====== DOCUMENT TEXT ======

Blanche beers have been around for at least 400 years. For a long time, they were widely available in the region of East Brabantian, however they were on the verge of extinction in the 1950’s. The unstoppable rise of industrial lagers - helped by the globalization and standardization of the beer market - caused the extinction of many traditional beer styles. Blanche beers were also endangered by this trend. The last producer or Witbier officially closed in 1955, thus dooming the style to extinction.

But what happened next is one of most beautiful stories in the history of our beloved drink. Pierre Celis was a milkman who had worked as an apprentice for Louis Tomsin, the last master brewer to keep the secret of Blanche beer. Ten years later, Celis decided to open his own brewery and bring the historical style back to life: he called his beer Hoegaarden (the name of the village where his business was located) and launched it on the market with passion and courage. His choice paid back: Hoegaarden was extraordinarily successful and motivated breweries all over the world to resume the production of this style.

======

▶ **PROBLEM SET**
A) In the history of Blanche beer, what name did Pierre Celis give his beer?
B) Carry the history of Blanche beer forward from its final sentence.

====== DATA LISTING ======

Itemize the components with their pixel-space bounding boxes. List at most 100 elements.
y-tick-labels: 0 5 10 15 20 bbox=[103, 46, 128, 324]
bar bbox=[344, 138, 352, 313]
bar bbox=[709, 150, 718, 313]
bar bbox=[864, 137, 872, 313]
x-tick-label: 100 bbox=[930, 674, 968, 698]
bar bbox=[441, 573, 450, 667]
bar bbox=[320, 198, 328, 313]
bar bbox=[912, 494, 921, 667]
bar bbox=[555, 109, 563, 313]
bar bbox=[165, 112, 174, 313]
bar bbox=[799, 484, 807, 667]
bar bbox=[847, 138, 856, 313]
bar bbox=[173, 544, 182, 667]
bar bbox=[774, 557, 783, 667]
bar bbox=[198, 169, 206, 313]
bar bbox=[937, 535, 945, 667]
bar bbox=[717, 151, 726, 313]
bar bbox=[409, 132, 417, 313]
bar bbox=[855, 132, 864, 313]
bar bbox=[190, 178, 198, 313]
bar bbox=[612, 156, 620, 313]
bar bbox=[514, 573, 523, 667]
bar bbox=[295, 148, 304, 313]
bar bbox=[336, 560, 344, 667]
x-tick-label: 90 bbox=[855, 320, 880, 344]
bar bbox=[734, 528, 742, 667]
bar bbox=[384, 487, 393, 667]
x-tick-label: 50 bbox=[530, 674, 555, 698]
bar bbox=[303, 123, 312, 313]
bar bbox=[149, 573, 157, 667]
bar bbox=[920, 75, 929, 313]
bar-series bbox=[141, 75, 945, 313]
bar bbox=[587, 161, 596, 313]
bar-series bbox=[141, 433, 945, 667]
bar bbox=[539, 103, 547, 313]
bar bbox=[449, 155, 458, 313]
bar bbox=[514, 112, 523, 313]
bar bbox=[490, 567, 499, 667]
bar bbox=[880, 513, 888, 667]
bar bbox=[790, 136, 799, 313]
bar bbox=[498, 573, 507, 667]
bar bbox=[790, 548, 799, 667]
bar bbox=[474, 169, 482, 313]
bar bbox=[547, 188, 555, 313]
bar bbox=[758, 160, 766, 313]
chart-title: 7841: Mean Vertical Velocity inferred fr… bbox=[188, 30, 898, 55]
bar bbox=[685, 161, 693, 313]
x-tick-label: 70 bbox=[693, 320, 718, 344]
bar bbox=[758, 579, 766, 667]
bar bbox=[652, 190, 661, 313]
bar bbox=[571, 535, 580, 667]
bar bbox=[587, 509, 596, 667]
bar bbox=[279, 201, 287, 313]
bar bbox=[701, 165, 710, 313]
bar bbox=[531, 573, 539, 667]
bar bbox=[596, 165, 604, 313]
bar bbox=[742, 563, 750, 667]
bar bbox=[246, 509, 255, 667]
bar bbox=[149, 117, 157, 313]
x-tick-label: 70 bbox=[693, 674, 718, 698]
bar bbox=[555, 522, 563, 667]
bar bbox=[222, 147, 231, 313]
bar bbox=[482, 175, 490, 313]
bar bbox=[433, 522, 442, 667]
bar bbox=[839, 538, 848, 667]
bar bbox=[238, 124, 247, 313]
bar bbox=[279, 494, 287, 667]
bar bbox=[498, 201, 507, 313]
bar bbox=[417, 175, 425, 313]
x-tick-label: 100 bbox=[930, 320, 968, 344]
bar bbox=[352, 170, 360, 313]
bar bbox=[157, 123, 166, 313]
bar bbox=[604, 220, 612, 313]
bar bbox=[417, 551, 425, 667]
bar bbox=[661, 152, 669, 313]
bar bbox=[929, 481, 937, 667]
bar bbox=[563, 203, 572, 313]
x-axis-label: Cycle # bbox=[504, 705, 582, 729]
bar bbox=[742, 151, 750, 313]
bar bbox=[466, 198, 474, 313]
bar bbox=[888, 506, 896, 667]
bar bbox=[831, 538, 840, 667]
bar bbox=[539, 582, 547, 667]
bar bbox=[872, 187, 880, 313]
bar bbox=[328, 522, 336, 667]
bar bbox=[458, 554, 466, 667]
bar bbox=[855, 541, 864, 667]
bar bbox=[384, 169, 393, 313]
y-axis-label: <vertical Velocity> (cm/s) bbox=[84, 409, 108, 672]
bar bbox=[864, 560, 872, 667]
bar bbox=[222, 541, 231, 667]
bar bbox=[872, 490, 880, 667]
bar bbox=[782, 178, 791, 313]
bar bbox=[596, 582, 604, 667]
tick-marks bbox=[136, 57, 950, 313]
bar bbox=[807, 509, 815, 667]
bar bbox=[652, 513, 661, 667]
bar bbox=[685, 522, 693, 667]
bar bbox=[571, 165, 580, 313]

======

▶ **ANSWERS GIVEN**
A) He called it Hoegaarden, after the village where his brewery was located.

B)
Unfortunately, in the mid 1980’s the brewery caught fire and Pierre, who did not have an insurance, was forced to sell his brand to the multinational Interbrew (now called AB Inbev). He later opened another brewery in the United States (in Austin, Texas), and entrusted it to his daughter Christine. The business, however, was not successful and - in order to find some relief from the economic burden - he signed an agreement with Miller, which purchased the company in 2000 - and closed it the following year. Today, Pierre Celis is rightly considered as one of the most important and admirable figures in the history of beer. He passed away in 2011 aged 86.


Despite their troubled history, Blanche beers are now alive and kicking and are produced by many breweries all over the world. They are certainly one of the most peculiar and intriguing beer styles around and perfectly represent the rules of the Belgian beer culture. They are the expression of an ancient way of making beer, as well as a versatile style with very modern characteristics.